- **Objective**: Your task is to count the lines of the entries below that include the word "more" and to give only the resulting number.

%%

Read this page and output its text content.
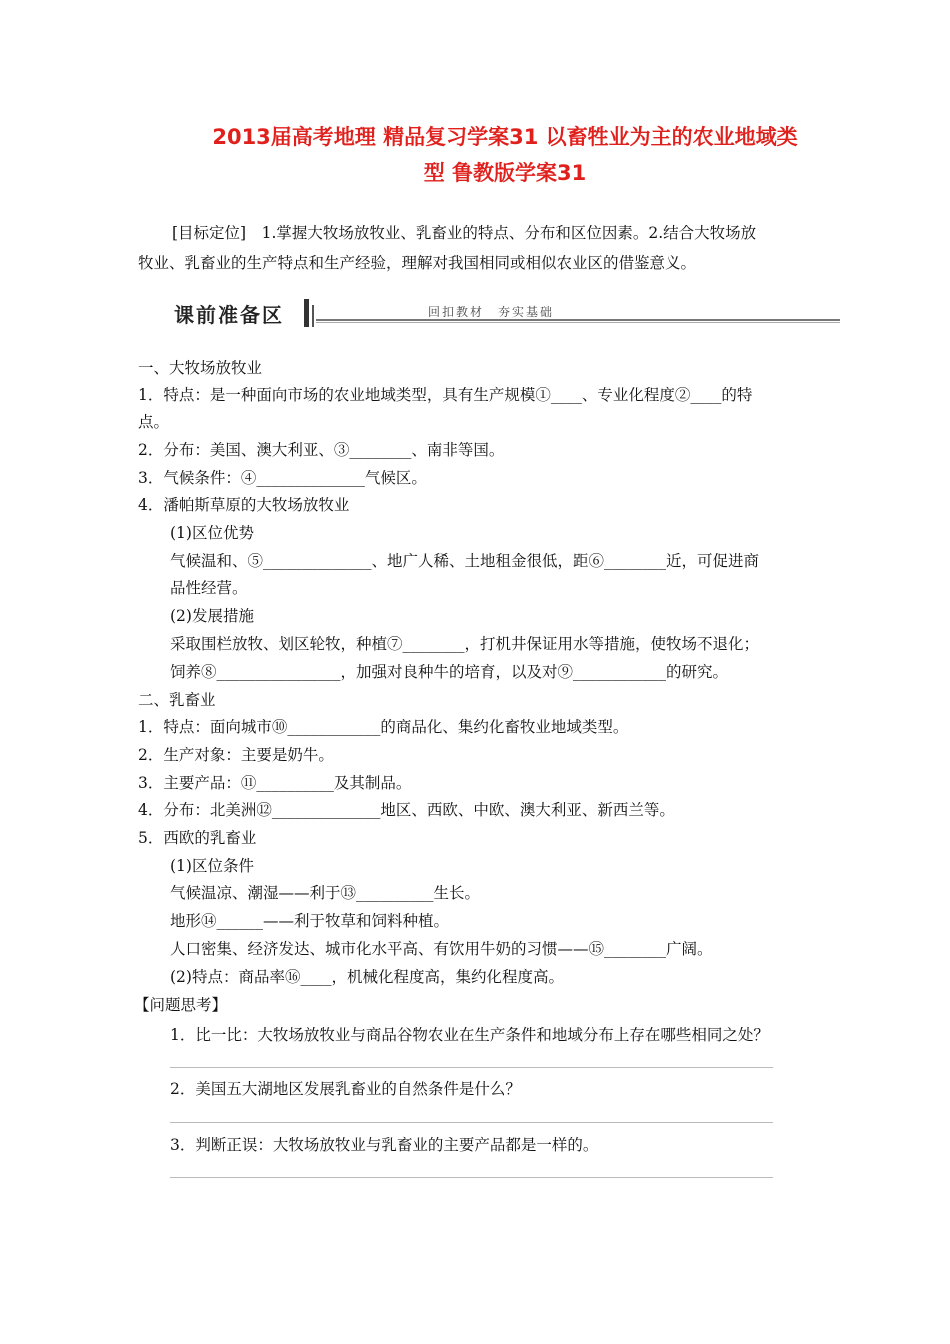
2013届高考地理 精品复习学案31 以畜牲业为主的农业地域类
型 鲁教版学案31
[目标定位]　1.掌握大牧场放牧业、乳畜业的特点、分布和区位因素。2.结合大牧场放
牧业、乳畜业的生产特点和生产经验，理解对我国相同或相似农业区的借鉴意义。
课前准备区	回扣教材　夯实基础
一、大牧场放牧业
1．特点：是一种面向市场的农业地域类型，具有生产规模①____、专业化程度②____的特
点。
2．分布：美国、澳大利亚、③________、南非等国。
3．气候条件：④______________气候区。
4．潘帕斯草原的大牧场放牧业
(1)区位优势
气候温和、⑤______________、地广人稀、土地租金很低，距⑥________近，可促进商
品性经营。
(2)发展措施
采取围栏放牧、划区轮牧，种植⑦________，打机井保证用水等措施，使牧场不退化；
饲养⑧________________，加强对良种牛的培育，以及对⑨____________的研究。
二、乳畜业
1．特点：面向城市⑩____________的商品化、集约化畜牧业地域类型。
2．生产对象：主要是奶牛。
3．主要产品：⑪__________及其制品。
4．分布：北美洲⑫______________地区、西欧、中欧、澳大利亚、新西兰等。
5．西欧的乳畜业
(1)区位条件
气候温凉、潮湿——利于⑬__________生长。
地形⑭______——利于牧草和饲料种植。
人口密集、经济发达、城市化水平高、有饮用牛奶的习惯——⑮________广阔。
(2)特点：商品率⑯____，机械化程度高，集约化程度高。
【问题思考】
1．比一比：大牧场放牧业与商品谷物农业在生产条件和地域分布上存在哪些相同之处？
2．美国五大湖地区发展乳畜业的自然条件是什么？
3．判断正误：大牧场放牧业与乳畜业的主要产品都是一样的。
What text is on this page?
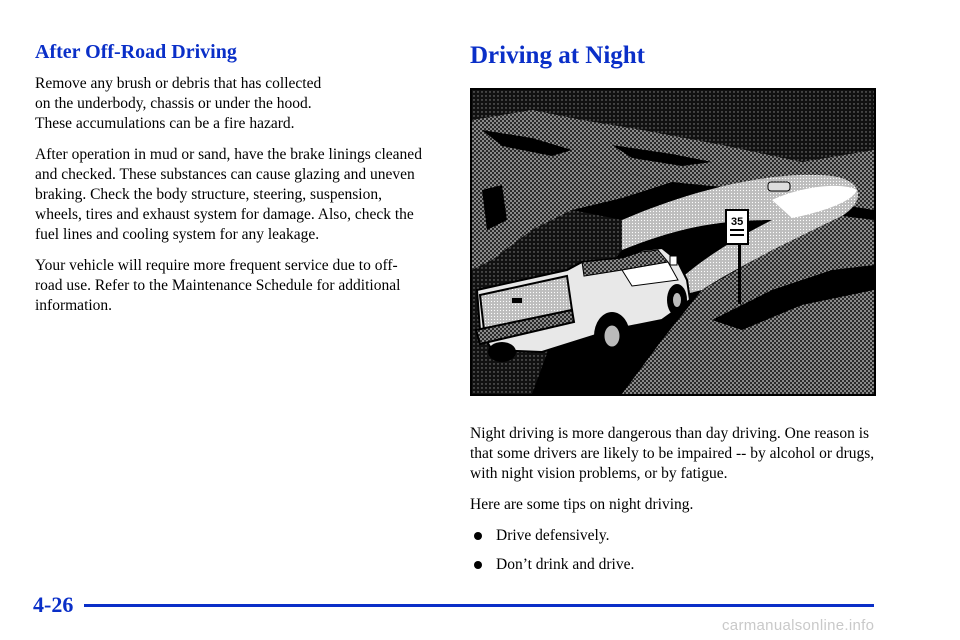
After Off-Road Driving

Remove any brush or debris that has collected
on the underbody, chassis or under the hood.
These accumulations can be a fire hazard.

After operation in mud or sand, have the brake linings cleaned and checked. These substances can cause glazing and uneven braking. Check the body structure, steering, suspension, wheels, tires and exhaust system for damage. Also, check the fuel lines and cooling system for any leakage.

Your vehicle will require more frequent service due to off-road use. Refer to the Maintenance Schedule for additional information.

Driving at Night
35

Night driving is more dangerous than day driving. One reason is that some drivers are likely to be impaired -- by alcohol or drugs, with night vision problems, or by fatigue.

Here are some tips on night driving.

Drive defensively.
Don’t drink and drive.
4-26
carmanualsonline.info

%%

- **Task answer**: 2